In the listing below, find every line containing "USNR" and copy it out.

::::

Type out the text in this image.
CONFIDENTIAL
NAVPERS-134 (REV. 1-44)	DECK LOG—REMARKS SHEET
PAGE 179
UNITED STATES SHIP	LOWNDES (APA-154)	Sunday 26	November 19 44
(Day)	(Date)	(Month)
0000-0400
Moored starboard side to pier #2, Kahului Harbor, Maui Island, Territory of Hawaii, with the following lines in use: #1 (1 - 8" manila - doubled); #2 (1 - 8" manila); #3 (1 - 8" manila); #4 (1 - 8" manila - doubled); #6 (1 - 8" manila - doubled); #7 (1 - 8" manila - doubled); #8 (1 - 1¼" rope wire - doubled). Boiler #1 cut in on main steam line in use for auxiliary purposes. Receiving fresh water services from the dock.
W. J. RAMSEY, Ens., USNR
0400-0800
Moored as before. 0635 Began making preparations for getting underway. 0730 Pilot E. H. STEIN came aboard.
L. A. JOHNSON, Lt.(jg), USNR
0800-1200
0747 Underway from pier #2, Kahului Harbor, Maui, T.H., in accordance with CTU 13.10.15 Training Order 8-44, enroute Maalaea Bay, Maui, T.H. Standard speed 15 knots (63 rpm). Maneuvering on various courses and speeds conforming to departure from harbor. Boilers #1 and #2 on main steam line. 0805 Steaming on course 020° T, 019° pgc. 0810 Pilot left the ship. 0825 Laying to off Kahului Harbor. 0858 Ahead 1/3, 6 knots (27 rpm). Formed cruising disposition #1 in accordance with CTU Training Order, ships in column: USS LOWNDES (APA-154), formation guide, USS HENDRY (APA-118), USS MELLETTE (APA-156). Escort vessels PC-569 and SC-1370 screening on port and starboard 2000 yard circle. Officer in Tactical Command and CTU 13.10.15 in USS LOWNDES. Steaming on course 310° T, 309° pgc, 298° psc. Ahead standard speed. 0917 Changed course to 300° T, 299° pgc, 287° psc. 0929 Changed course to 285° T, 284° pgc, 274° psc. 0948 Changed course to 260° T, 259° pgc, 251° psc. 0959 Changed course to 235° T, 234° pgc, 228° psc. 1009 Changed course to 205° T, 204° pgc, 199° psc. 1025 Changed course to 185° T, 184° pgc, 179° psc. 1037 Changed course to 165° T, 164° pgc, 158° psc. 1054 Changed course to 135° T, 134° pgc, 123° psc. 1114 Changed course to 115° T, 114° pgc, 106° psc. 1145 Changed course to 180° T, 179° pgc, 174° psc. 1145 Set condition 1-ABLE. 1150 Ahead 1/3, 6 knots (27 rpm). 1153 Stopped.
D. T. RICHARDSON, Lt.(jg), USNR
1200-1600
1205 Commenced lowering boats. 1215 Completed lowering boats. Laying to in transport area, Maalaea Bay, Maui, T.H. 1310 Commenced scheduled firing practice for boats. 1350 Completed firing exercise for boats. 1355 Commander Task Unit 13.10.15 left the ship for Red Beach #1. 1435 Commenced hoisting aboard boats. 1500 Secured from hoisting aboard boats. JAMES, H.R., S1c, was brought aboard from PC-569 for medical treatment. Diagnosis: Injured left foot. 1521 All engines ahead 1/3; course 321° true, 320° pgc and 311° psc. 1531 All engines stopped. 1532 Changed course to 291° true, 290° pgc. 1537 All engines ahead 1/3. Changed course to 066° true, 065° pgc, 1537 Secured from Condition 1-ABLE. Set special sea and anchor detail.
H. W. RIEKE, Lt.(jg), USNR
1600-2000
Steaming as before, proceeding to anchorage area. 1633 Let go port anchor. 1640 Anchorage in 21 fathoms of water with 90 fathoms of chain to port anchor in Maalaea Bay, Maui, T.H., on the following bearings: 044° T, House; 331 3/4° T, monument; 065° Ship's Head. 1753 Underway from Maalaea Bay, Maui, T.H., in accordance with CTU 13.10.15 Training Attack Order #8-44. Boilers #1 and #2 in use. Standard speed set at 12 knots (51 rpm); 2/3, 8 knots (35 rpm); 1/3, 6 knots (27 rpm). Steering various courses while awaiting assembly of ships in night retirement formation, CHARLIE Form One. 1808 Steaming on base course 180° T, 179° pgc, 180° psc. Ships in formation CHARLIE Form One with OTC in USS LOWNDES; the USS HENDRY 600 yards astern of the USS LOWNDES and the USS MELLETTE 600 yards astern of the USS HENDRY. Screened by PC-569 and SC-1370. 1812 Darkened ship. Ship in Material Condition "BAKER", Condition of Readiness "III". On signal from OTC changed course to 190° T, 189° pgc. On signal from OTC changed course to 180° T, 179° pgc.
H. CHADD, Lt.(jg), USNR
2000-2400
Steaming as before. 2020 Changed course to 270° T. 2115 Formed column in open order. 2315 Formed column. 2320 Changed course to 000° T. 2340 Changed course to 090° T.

::::

Task solution =
W. J. RAMSEY, Ens., USNR
L. A. JOHNSON, Lt.(jg), USNR
D. T. RICHARDSON, Lt.(jg), USNR
H. W. RIEKE, Lt.(jg), USNR
H. CHADD, Lt.(jg), USNR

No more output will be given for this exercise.